Give the data below again, word for word.

=== GIVEN DATA ===

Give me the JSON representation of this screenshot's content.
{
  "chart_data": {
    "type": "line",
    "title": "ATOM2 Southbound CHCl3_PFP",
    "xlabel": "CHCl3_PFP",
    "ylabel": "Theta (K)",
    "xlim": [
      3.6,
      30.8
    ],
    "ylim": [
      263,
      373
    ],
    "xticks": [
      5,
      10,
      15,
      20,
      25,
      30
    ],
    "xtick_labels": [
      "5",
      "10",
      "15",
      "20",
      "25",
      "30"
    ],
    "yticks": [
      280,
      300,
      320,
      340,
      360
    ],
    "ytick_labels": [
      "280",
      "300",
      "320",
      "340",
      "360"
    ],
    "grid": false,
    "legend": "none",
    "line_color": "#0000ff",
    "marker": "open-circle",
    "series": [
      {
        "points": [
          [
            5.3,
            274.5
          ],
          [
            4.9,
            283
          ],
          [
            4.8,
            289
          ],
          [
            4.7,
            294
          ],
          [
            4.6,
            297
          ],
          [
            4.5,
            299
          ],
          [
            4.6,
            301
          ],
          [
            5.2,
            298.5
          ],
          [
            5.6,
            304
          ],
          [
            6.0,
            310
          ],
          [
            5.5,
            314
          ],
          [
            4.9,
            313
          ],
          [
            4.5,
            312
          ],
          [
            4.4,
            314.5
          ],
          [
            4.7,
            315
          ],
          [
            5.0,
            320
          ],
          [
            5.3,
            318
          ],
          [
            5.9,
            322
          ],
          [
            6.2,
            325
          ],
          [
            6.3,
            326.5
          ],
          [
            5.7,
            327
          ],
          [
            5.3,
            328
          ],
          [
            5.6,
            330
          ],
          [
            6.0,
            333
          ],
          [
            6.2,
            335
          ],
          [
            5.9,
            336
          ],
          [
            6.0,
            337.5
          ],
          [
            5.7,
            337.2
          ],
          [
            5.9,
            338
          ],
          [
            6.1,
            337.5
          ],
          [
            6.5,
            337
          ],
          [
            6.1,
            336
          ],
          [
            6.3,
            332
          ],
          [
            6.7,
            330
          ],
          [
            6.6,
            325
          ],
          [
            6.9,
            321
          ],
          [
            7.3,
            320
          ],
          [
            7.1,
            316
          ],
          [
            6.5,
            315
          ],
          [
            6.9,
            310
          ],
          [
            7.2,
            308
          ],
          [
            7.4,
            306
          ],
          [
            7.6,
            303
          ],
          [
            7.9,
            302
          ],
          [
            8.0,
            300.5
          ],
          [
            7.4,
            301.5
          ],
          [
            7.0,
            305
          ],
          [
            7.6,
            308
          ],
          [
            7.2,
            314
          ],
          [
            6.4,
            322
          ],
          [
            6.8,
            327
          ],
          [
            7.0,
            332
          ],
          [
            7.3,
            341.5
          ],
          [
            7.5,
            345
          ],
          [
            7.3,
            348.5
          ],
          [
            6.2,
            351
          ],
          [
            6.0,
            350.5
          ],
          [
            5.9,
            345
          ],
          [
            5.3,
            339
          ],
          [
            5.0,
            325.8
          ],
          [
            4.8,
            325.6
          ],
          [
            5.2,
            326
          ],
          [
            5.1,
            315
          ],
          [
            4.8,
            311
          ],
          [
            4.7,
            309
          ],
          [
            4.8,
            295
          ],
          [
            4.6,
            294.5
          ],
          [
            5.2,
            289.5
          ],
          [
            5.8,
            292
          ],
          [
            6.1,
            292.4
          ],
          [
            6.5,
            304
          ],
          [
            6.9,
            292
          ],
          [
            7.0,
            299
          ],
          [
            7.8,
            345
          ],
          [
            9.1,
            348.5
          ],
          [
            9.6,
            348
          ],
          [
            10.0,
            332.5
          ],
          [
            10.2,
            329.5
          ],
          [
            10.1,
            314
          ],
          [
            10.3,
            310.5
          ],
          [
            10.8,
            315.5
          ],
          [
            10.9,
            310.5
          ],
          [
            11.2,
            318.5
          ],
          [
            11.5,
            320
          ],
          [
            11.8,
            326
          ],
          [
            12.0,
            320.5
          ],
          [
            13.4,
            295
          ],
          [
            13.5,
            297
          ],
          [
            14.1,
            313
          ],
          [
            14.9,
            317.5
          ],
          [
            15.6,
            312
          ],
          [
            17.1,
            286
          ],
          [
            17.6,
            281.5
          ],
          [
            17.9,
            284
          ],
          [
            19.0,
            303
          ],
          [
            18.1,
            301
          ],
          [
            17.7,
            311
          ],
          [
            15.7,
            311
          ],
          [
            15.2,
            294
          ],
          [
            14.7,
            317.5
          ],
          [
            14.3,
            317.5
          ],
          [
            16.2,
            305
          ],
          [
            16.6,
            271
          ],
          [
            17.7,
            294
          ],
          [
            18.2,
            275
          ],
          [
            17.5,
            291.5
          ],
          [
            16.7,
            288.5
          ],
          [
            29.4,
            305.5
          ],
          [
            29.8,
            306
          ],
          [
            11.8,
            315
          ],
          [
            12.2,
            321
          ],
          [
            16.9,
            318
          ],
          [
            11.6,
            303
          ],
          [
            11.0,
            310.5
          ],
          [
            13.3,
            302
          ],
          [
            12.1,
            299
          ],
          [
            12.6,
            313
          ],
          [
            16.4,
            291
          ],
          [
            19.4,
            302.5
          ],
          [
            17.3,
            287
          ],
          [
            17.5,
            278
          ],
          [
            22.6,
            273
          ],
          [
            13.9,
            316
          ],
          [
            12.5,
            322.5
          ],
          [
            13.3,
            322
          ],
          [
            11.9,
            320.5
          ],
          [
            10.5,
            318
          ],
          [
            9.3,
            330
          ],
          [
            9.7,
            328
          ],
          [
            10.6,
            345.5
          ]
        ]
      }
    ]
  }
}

===

## RESPONSE FOR THIS EXERCISE
Give me the JSON representation of this screenshot's content.
{
  "chart_data": {
    "type": "line",
    "title": "ATOM2 Southbound CHCl3_PFP",
    "xlabel": "CHCl3_PFP",
    "ylabel": "Theta (K)",
    "xlim": [
      3.6,
      30.8
    ],
    "ylim": [
      263,
      373
    ],
    "xticks": [
      5,
      10,
      15,
      20,
      25,
      30
    ],
    "xtick_labels": [
      "5",
      "10",
      "15",
      "20",
      "25",
      "30"
    ],
    "yticks": [
      280,
      300,
      320,
      340,
      360
    ],
    "ytick_labels": [
      "280",
      "300",
      "320",
      "340",
      "360"
    ],
    "grid": false,
    "legend": "none",
    "line_color": "#0000ff",
    "marker": "open-circle",
    "series": [
      {
        "points": [
          [
            5.3,
            274.5
          ],
          [
            4.9,
            283
          ],
          [
            4.8,
            289
          ],
          [
            4.7,
            294
          ],
          [
            4.6,
            297
          ],
          [
            4.5,
            299
          ],
          [
            4.6,
            301
          ],
          [
            5.2,
            298.5
          ],
          [
            5.6,
            304
          ],
          [
            6.0,
            310
          ],
          [
            5.5,
            314
          ],
          [
            4.9,
            313
          ],
          [
            4.5,
            312
          ],
          [
            4.4,
            314.5
          ],
          [
            4.7,
            315
          ],
          [
            5.0,
            320
          ],
          [
            5.3,
            318
          ],
          [
            5.9,
            322
          ],
          [
            6.2,
            325
          ],
          [
            6.3,
            326.5
          ],
          [
            5.7,
            327
          ],
          [
            5.3,
            328
          ],
          [
            5.6,
            330
          ],
          [
            6.0,
            333
          ],
          [
            6.2,
            335
          ],
          [
            5.9,
            336
          ],
          [
            6.0,
            337.5
          ],
          [
            5.7,
            337.2
          ],
          [
            5.9,
            338
          ],
          [
            6.1,
            337.5
          ],
          [
            6.5,
            337
          ],
          [
            6.1,
            336
          ],
          [
            6.3,
            332
          ],
          [
            6.7,
            330
          ],
          [
            6.6,
            325
          ],
          [
            6.9,
            321
          ],
          [
            7.3,
            320
          ],
          [
            7.1,
            316
          ],
          [
            6.5,
            315
          ],
          [
            6.9,
            310
          ],
          [
            7.2,
            308
          ],
          [
            7.4,
            306
          ],
          [
            7.6,
            303
          ],
          [
            7.9,
            302
          ],
          [
            8.0,
            300.5
          ],
          [
            7.4,
            301.5
          ],
          [
            7.0,
            305
          ],
          [
            7.6,
            308
          ],
          [
            7.2,
            314
          ],
          [
            6.4,
            322
          ],
          [
            6.8,
            327
          ],
          [
            7.0,
            332
          ],
          [
            7.3,
            341.5
          ],
          [
            7.5,
            345
          ],
          [
            7.3,
            348.5
          ],
          [
            6.2,
            351
          ],
          [
            6.0,
            350.5
          ],
          [
            5.9,
            345
          ],
          [
            5.3,
            339
          ],
          [
            5.0,
            325.8
          ],
          [
            4.8,
            325.6
          ],
          [
            5.2,
            326
          ],
          [
            5.1,
            315
          ],
          [
            4.8,
            311
          ],
          [
            4.7,
            309
          ],
          [
            4.8,
            295
          ],
          [
            4.6,
            294.5
          ],
          [
            5.2,
            289.5
          ],
          [
            5.8,
            292
          ],
          [
            6.1,
            292.4
          ],
          [
            6.5,
            304
          ],
          [
            6.9,
            292
          ],
          [
            7.0,
            299
          ],
          [
            7.8,
            345
          ],
          [
            9.1,
            348.5
          ],
          [
            9.6,
            348
          ],
          [
            10.0,
            332.5
          ],
          [
            10.2,
            329.5
          ],
          [
            10.1,
            314
          ],
          [
            10.3,
            310.5
          ],
          [
            10.8,
            315.5
          ],
          [
            10.9,
            310.5
          ],
          [
            11.2,
            318.5
          ],
          [
            11.5,
            320
          ],
          [
            11.8,
            326
          ],
          [
            12.0,
            320.5
          ],
          [
            13.4,
            295
          ],
          [
            13.5,
            297
          ],
          [
            14.1,
            313
          ],
          [
            14.9,
            317.5
          ],
          [
            15.6,
            312
          ],
          [
            17.1,
            286
          ],
          [
            17.6,
            281.5
          ],
          [
            17.9,
            284
          ],
          [
            19.0,
            303
          ],
          [
            18.1,
            301
          ],
          [
            17.7,
            311
          ],
          [
            15.7,
            311
          ],
          [
            15.2,
            294
          ],
          [
            14.7,
            317.5
          ],
          [
            14.3,
            317.5
          ],
          [
            16.2,
            305
          ],
          [
            16.6,
            271
          ],
          [
            17.7,
            294
          ],
          [
            18.2,
            275
          ],
          [
            17.5,
            291.5
          ],
          [
            16.7,
            288.5
          ],
          [
            29.4,
            305.5
          ],
          [
            29.8,
            306
          ],
          [
            11.8,
            315
          ],
          [
            12.2,
            321
          ],
          [
            16.9,
            318
          ],
          [
            11.6,
            303
          ],
          [
            11.0,
            310.5
          ],
          [
            13.3,
            302
          ],
          [
            12.1,
            299
          ],
          [
            12.6,
            313
          ],
          [
            16.4,
            291
          ],
          [
            19.4,
            302.5
          ],
          [
            17.3,
            287
          ],
          [
            17.5,
            278
          ],
          [
            22.6,
            273
          ],
          [
            13.9,
            316
          ],
          [
            12.5,
            322.5
          ],
          [
            13.3,
            322
          ],
          [
            11.9,
            320.5
          ],
          [
            10.5,
            318
          ],
          [
            9.3,
            330
          ],
          [
            9.7,
            328
          ],
          [
            10.6,
            345.5
          ]
        ]
      }
    ]
  }
}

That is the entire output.